──────── RECORDS FOR THE TASK ────────

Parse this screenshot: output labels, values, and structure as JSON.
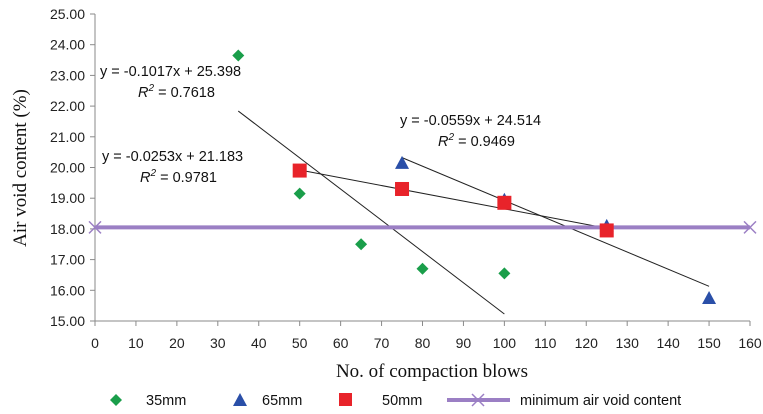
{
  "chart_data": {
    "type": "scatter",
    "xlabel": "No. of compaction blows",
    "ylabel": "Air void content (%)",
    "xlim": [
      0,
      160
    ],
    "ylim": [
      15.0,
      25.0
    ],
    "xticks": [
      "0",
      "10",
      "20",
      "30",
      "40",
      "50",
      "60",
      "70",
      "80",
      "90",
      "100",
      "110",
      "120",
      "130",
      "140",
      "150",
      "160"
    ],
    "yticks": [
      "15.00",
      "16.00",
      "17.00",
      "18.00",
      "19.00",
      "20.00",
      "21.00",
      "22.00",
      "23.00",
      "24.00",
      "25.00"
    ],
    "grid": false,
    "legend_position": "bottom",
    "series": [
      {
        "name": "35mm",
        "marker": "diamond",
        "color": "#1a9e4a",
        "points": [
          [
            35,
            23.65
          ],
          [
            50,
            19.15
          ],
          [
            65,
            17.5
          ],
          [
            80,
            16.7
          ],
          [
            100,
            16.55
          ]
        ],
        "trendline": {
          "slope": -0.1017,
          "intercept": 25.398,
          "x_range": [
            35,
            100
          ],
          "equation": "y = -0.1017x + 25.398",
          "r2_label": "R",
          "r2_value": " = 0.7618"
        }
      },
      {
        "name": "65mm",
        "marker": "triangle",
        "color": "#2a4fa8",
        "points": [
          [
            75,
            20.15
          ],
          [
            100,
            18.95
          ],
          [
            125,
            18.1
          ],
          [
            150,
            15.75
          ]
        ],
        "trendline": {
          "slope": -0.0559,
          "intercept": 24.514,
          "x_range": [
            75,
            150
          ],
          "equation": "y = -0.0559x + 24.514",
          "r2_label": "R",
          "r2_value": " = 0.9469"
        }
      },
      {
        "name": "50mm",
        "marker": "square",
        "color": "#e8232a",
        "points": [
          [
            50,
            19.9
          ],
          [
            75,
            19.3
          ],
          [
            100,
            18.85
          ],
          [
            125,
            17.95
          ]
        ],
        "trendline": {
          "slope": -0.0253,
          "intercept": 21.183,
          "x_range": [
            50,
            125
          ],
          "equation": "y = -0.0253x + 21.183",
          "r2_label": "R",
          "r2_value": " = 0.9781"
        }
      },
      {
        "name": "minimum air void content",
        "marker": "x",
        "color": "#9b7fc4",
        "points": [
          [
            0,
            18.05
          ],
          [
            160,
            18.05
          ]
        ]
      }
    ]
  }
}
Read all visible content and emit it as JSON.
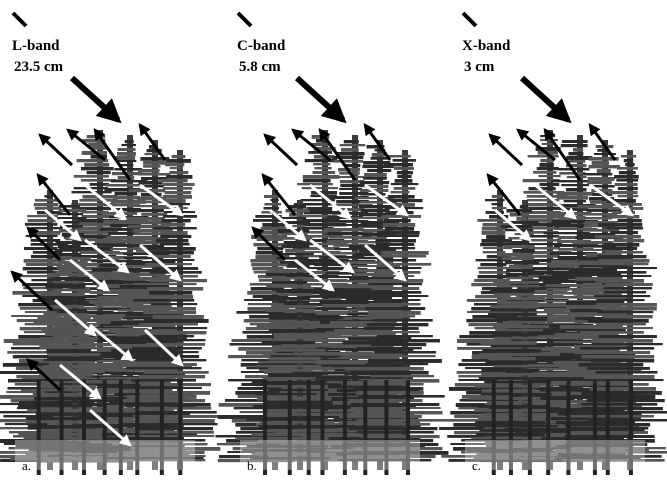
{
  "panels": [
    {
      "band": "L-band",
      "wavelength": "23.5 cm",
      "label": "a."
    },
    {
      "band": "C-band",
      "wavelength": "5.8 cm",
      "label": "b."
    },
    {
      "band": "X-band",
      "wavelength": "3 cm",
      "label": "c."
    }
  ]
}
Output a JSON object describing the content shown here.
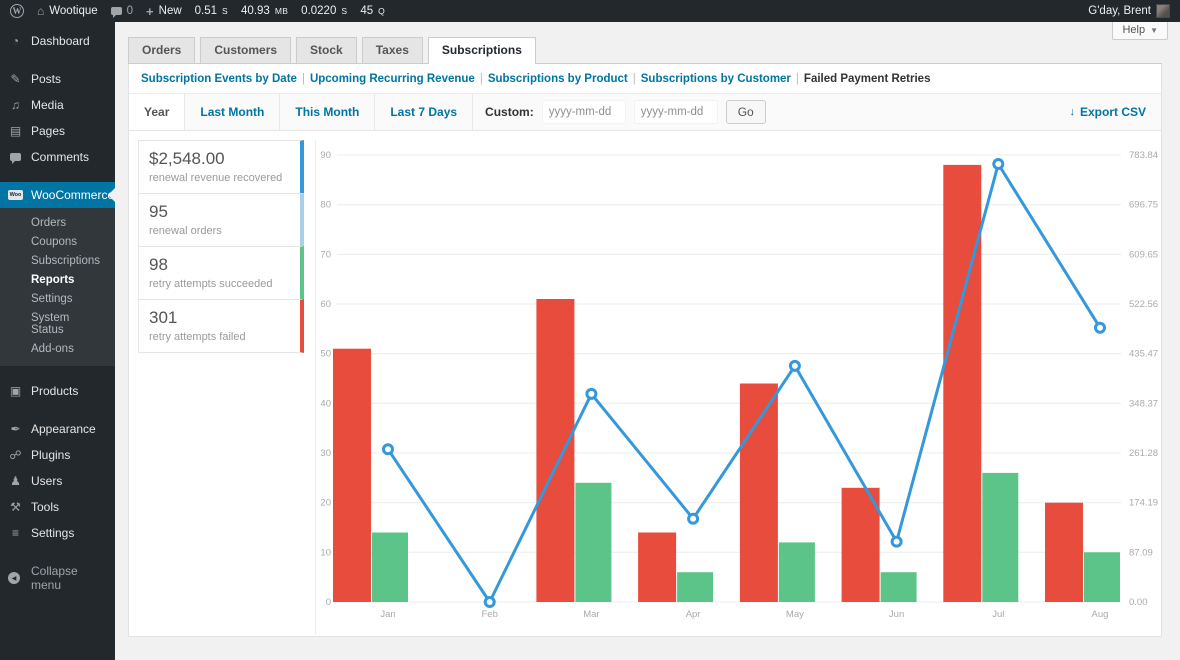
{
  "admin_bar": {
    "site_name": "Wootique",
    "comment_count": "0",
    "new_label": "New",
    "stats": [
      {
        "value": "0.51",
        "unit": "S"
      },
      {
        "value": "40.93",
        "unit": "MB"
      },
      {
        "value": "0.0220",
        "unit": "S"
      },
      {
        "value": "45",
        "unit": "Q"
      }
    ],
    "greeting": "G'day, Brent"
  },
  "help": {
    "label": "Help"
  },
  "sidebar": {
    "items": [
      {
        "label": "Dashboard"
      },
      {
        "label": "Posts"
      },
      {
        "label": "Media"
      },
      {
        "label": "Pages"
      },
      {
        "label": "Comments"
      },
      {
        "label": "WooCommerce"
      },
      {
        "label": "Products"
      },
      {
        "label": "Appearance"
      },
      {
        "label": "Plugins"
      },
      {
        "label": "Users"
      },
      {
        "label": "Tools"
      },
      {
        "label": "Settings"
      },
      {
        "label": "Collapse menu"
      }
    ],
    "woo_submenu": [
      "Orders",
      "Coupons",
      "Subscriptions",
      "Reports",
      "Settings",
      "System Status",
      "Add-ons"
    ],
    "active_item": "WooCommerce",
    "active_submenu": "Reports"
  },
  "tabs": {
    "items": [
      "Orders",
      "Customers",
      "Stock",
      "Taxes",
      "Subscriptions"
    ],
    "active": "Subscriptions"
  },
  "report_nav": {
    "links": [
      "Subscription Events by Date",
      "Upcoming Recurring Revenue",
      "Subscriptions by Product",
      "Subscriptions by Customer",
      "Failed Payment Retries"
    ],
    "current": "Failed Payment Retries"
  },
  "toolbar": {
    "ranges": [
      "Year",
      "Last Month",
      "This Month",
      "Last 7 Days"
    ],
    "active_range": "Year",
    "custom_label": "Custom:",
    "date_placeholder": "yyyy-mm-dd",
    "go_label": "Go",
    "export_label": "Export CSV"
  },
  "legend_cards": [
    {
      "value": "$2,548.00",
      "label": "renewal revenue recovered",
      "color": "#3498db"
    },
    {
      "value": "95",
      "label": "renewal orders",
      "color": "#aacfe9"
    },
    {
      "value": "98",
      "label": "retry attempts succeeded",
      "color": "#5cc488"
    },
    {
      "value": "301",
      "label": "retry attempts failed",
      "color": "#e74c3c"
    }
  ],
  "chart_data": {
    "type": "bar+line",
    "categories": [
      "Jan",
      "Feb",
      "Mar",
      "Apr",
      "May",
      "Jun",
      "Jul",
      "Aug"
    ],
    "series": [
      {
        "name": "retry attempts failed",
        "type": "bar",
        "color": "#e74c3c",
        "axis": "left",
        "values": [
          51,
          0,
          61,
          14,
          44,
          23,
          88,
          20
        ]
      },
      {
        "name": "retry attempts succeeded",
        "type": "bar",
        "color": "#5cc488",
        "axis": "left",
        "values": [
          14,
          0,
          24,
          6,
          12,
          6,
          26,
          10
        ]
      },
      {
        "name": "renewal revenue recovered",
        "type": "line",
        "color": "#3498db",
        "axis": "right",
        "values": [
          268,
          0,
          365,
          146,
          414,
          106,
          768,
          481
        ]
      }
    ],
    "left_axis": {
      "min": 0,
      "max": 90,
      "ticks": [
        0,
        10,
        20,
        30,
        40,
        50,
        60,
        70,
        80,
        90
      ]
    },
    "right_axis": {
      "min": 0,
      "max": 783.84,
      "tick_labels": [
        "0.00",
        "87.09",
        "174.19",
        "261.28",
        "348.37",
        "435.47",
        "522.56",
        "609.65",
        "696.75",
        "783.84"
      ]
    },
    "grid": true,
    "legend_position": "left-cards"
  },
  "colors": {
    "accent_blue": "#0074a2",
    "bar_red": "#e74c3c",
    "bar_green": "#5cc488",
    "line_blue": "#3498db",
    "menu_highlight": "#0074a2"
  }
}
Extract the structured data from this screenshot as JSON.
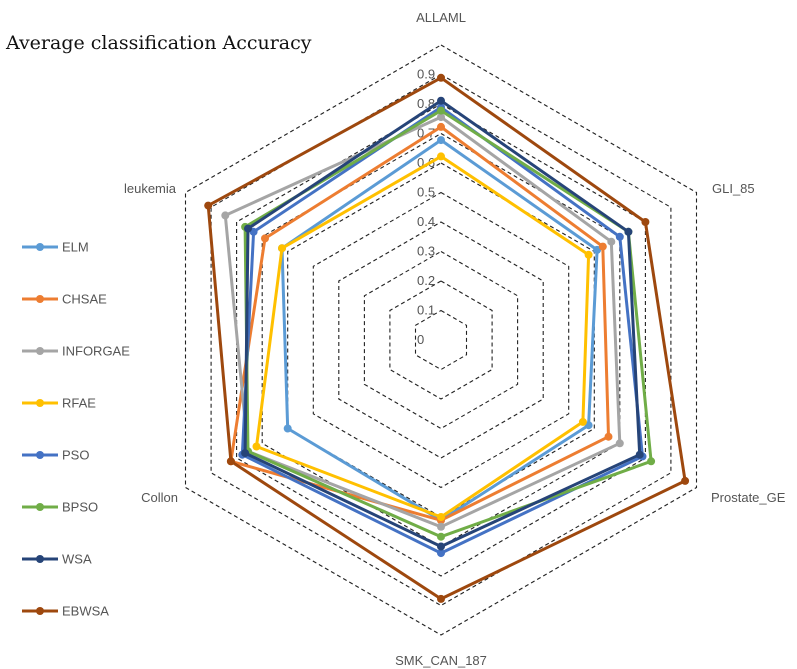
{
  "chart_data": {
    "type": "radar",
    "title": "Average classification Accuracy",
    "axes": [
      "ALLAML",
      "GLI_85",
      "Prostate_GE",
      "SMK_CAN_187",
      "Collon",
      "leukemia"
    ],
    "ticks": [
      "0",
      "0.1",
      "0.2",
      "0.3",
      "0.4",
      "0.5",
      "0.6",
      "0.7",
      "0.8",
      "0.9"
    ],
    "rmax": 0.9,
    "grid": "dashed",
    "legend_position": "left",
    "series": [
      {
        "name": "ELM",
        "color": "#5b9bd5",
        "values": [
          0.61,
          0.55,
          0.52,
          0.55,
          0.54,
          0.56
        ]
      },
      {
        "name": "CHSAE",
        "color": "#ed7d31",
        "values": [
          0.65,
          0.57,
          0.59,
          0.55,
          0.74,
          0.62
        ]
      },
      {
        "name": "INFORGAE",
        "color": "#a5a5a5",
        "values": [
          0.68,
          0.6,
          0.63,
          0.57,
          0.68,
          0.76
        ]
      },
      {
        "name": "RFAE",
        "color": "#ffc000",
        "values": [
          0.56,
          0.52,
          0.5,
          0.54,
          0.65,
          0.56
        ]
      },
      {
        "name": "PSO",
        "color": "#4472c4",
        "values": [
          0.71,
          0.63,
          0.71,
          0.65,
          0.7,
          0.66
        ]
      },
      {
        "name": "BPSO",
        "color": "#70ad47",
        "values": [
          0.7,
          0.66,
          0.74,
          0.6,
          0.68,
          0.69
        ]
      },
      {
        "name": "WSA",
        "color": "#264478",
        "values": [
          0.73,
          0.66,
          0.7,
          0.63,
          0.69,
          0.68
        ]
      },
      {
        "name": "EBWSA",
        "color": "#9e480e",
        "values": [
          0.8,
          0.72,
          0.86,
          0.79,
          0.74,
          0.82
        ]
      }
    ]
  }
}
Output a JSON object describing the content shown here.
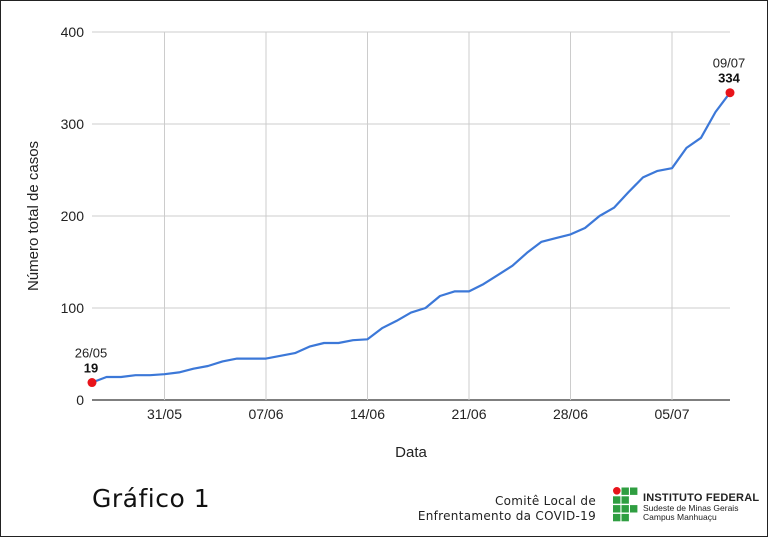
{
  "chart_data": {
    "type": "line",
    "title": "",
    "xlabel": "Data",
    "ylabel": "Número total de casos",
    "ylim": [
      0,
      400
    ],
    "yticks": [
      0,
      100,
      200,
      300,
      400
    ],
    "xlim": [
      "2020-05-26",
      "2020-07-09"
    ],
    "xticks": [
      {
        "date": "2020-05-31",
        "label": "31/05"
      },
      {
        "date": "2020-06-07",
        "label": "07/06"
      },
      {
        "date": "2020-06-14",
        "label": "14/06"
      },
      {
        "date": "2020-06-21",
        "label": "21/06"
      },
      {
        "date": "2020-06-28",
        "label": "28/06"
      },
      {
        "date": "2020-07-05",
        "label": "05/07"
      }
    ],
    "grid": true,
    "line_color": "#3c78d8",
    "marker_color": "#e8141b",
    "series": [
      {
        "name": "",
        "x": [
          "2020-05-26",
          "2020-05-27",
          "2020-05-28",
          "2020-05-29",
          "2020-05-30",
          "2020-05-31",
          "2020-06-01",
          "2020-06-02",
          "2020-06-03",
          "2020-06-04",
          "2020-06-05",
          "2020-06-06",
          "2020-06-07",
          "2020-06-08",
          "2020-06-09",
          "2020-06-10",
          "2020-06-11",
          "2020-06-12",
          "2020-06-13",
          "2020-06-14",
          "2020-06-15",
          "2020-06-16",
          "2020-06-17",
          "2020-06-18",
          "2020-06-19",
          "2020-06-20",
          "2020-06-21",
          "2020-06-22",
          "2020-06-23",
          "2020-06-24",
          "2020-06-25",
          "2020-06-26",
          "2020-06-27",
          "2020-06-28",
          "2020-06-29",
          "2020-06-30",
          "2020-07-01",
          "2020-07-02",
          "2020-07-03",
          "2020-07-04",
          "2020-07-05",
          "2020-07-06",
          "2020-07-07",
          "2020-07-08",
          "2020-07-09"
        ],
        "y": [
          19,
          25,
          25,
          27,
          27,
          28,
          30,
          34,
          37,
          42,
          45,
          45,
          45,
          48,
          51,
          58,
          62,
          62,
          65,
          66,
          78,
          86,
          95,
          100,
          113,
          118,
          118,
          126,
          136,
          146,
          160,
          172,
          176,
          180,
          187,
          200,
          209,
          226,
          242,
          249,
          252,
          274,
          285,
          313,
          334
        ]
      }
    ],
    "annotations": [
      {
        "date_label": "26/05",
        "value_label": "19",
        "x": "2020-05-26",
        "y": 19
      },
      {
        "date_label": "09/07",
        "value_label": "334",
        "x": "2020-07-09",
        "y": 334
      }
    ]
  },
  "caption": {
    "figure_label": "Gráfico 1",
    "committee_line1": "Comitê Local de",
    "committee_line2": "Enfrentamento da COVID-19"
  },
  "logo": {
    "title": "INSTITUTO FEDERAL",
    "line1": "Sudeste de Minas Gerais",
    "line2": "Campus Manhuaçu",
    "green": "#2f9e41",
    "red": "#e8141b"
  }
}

────────

**GOAL**: Count every line bearing the word "wavelength"; report the total only.

**THE OUTPUT**: 3